* Exercise data
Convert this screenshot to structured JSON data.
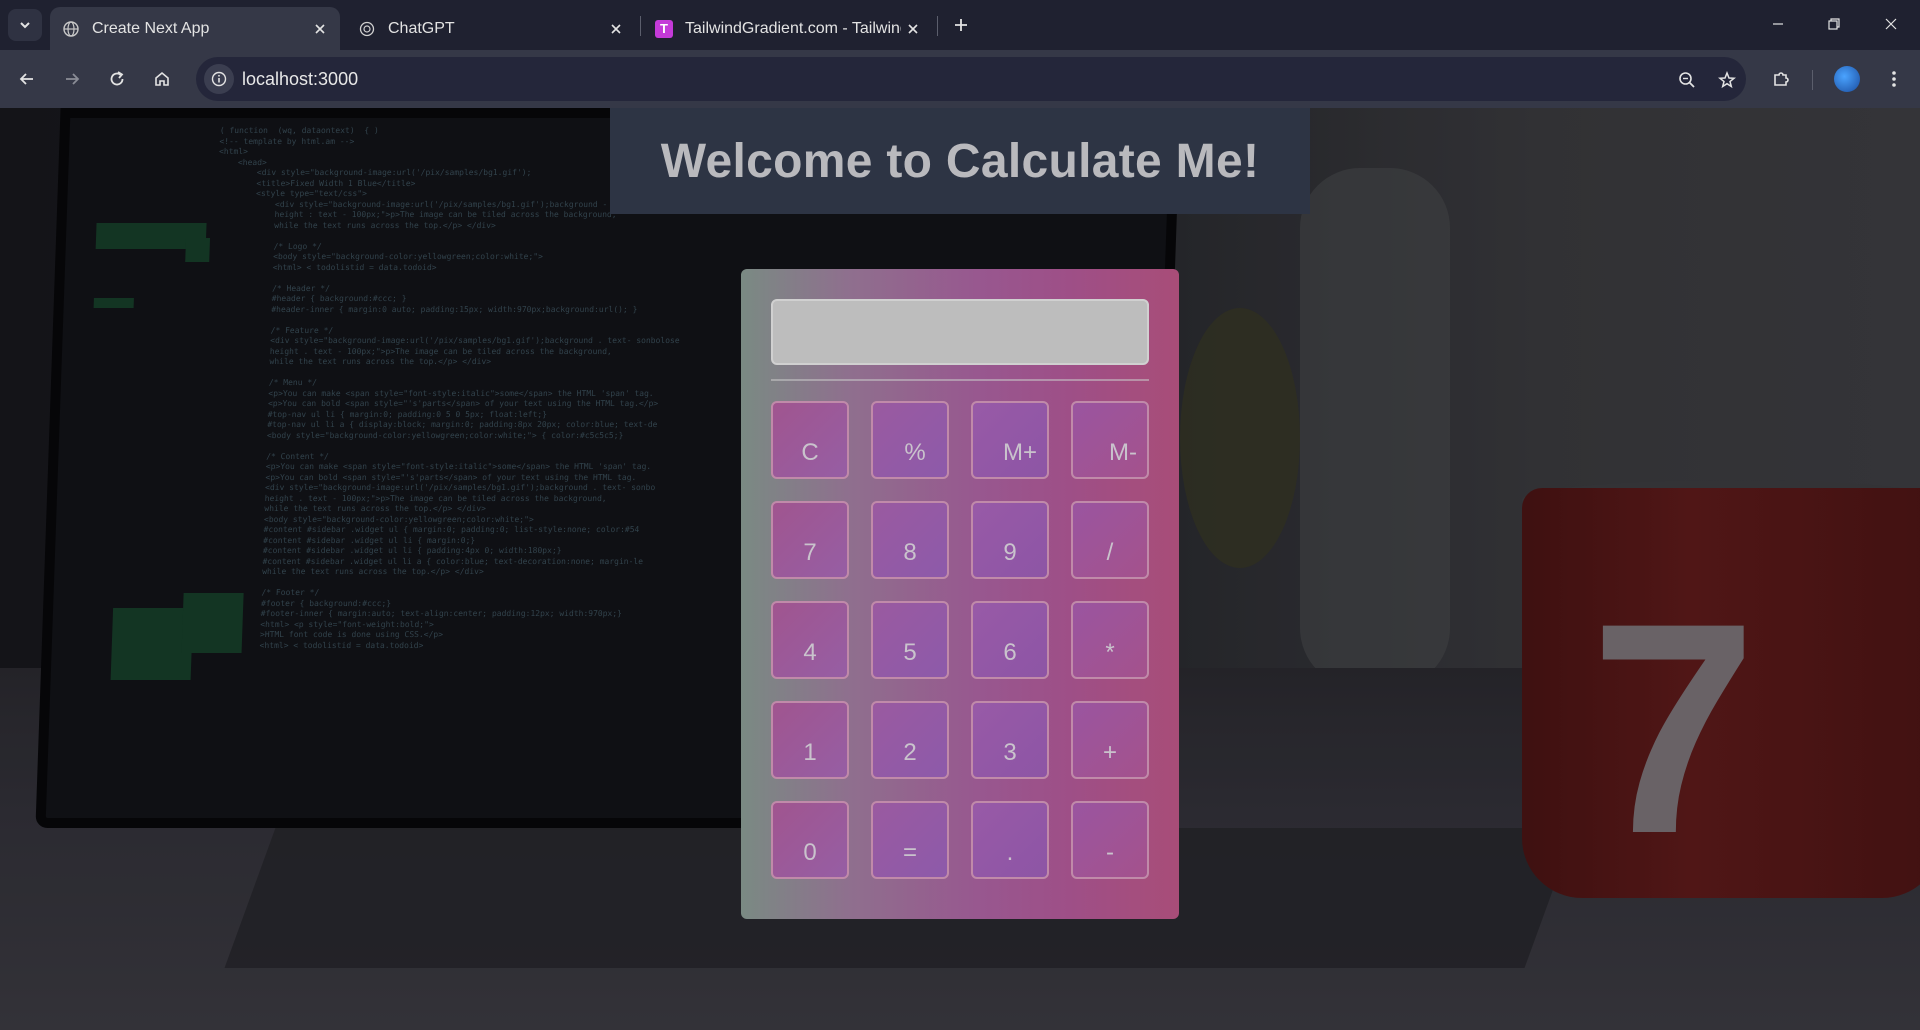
{
  "browser": {
    "tabs": [
      {
        "title": "Create Next App",
        "icon": "globe-icon",
        "active": true
      },
      {
        "title": "ChatGPT",
        "icon": "chatgpt-icon",
        "active": false
      },
      {
        "title": "TailwindGradient.com - Tailwind",
        "icon": "tailwindgradient-icon",
        "favicon_letter": "T",
        "active": false
      }
    ],
    "url": "localhost:3000"
  },
  "page": {
    "heading": "Welcome to Calculate Me!"
  },
  "calculator": {
    "display_value": "",
    "buttons": [
      [
        "C",
        "%",
        "M+",
        "M-"
      ],
      [
        "7",
        "8",
        "9",
        "/"
      ],
      [
        "4",
        "5",
        "6",
        "*"
      ],
      [
        "1",
        "2",
        "3",
        "+"
      ],
      [
        "0",
        "=",
        ".",
        "-"
      ]
    ]
  },
  "background_decor": {
    "cup_number": "7"
  }
}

* Task instructions
Copy all lines from the material that contain "title".

* Reply
        "title": "Create Next App",
        "title": "ChatGPT",
        "title": "TailwindGradient.com - Tailwind",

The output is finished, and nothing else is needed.